Records
## Begin

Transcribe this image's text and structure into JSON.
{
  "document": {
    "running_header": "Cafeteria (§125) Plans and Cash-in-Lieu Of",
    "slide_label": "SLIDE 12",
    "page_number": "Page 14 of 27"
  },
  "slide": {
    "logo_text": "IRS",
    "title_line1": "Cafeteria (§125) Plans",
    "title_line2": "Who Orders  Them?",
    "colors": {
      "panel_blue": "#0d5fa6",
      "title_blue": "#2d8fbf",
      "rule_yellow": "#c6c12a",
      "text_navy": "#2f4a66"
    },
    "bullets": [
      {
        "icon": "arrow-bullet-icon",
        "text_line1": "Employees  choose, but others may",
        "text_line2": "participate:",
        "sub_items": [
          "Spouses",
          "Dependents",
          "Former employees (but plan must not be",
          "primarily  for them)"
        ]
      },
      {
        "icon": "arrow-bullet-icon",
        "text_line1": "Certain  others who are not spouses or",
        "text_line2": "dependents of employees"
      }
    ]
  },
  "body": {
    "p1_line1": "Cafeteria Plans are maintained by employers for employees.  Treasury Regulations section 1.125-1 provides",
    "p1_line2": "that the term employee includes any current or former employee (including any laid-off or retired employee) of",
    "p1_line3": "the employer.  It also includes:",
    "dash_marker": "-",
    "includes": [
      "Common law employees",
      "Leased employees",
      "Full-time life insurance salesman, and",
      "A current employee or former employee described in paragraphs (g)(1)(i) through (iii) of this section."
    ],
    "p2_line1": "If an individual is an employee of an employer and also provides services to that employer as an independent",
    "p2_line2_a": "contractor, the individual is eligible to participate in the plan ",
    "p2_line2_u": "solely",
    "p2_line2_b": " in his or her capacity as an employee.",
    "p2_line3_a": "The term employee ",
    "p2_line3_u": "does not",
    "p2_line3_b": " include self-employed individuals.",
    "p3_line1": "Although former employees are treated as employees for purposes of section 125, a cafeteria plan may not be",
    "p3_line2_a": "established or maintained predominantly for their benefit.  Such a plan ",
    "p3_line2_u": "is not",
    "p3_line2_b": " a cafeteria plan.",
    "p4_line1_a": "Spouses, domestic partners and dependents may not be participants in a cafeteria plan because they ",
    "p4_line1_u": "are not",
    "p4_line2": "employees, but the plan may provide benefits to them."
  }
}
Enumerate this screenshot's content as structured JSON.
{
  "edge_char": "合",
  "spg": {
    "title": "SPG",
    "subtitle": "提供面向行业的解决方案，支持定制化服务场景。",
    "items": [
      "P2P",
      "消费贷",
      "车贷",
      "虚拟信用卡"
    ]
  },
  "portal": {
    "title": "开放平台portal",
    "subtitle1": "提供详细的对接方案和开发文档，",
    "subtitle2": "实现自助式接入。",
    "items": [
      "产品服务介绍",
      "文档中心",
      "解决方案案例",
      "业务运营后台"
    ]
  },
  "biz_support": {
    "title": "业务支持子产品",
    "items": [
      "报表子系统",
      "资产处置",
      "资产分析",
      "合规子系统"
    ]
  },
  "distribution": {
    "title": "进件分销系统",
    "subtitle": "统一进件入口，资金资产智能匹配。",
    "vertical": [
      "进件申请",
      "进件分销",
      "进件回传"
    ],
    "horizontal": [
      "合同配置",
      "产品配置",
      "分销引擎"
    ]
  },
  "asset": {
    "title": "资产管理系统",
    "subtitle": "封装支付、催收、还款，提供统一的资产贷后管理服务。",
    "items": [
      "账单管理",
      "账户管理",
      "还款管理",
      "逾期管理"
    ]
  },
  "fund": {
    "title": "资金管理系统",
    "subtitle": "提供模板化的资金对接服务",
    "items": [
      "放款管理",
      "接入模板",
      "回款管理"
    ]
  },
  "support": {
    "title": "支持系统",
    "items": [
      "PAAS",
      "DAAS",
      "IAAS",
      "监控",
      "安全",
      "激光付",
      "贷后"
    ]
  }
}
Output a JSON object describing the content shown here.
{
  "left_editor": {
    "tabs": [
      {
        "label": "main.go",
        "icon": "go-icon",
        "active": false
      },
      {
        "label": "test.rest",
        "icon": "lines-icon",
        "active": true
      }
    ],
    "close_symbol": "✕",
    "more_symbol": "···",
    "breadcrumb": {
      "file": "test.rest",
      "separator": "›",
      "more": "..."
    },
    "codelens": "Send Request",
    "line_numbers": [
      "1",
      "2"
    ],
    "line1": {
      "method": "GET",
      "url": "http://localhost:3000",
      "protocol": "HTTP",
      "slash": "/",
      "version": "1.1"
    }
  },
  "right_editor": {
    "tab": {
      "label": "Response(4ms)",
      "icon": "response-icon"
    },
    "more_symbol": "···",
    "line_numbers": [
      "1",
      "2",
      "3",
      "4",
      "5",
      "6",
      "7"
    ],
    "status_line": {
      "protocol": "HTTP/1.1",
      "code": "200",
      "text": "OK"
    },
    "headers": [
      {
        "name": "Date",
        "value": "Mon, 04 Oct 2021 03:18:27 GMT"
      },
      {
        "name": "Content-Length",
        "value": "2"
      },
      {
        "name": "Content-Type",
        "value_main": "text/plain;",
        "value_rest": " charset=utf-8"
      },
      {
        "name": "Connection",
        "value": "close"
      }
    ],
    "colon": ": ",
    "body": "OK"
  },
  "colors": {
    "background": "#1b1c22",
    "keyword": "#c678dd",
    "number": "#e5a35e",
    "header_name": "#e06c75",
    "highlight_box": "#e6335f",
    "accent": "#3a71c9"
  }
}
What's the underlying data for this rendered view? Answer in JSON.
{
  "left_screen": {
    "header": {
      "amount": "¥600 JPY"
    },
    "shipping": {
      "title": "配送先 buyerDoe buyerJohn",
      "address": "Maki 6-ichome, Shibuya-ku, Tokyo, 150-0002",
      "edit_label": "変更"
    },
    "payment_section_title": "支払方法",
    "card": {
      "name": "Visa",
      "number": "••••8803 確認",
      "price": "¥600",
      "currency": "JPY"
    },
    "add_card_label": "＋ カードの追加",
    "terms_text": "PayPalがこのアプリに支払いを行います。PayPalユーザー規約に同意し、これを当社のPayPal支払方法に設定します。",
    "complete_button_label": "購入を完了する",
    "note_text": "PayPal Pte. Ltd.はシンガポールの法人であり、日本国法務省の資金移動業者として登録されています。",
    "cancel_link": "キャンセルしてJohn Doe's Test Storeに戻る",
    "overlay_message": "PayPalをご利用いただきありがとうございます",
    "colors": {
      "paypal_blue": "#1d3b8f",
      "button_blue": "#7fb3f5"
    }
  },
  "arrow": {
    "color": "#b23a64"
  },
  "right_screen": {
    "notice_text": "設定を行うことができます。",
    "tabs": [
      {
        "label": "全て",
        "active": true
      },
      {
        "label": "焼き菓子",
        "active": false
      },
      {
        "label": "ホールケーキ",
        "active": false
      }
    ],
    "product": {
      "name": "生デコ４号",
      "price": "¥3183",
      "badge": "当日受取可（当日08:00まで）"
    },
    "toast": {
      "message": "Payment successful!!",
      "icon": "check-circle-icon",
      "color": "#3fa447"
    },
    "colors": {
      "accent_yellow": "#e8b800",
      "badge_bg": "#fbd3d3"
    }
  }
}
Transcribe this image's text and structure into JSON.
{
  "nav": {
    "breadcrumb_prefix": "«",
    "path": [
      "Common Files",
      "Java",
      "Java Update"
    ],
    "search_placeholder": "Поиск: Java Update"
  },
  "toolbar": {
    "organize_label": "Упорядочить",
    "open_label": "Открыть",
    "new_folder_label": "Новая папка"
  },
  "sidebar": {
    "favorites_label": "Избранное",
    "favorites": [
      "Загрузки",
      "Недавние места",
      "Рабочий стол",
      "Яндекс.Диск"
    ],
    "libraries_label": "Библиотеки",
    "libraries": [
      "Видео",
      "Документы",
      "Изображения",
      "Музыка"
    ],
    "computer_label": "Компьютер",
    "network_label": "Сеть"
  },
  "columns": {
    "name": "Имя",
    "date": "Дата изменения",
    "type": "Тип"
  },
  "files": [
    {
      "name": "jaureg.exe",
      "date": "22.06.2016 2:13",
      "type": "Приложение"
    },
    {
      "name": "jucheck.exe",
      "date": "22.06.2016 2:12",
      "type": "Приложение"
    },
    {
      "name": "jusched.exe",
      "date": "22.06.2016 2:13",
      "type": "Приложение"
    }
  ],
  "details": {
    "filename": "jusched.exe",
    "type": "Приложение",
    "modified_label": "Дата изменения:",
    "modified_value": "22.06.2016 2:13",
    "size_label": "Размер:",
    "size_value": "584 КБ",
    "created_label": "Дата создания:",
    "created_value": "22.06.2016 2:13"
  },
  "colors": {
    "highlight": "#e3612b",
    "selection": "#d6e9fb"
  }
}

## End

Aim of the task »
Return only the number of lines in the data above that include the word "this".

Answer »
5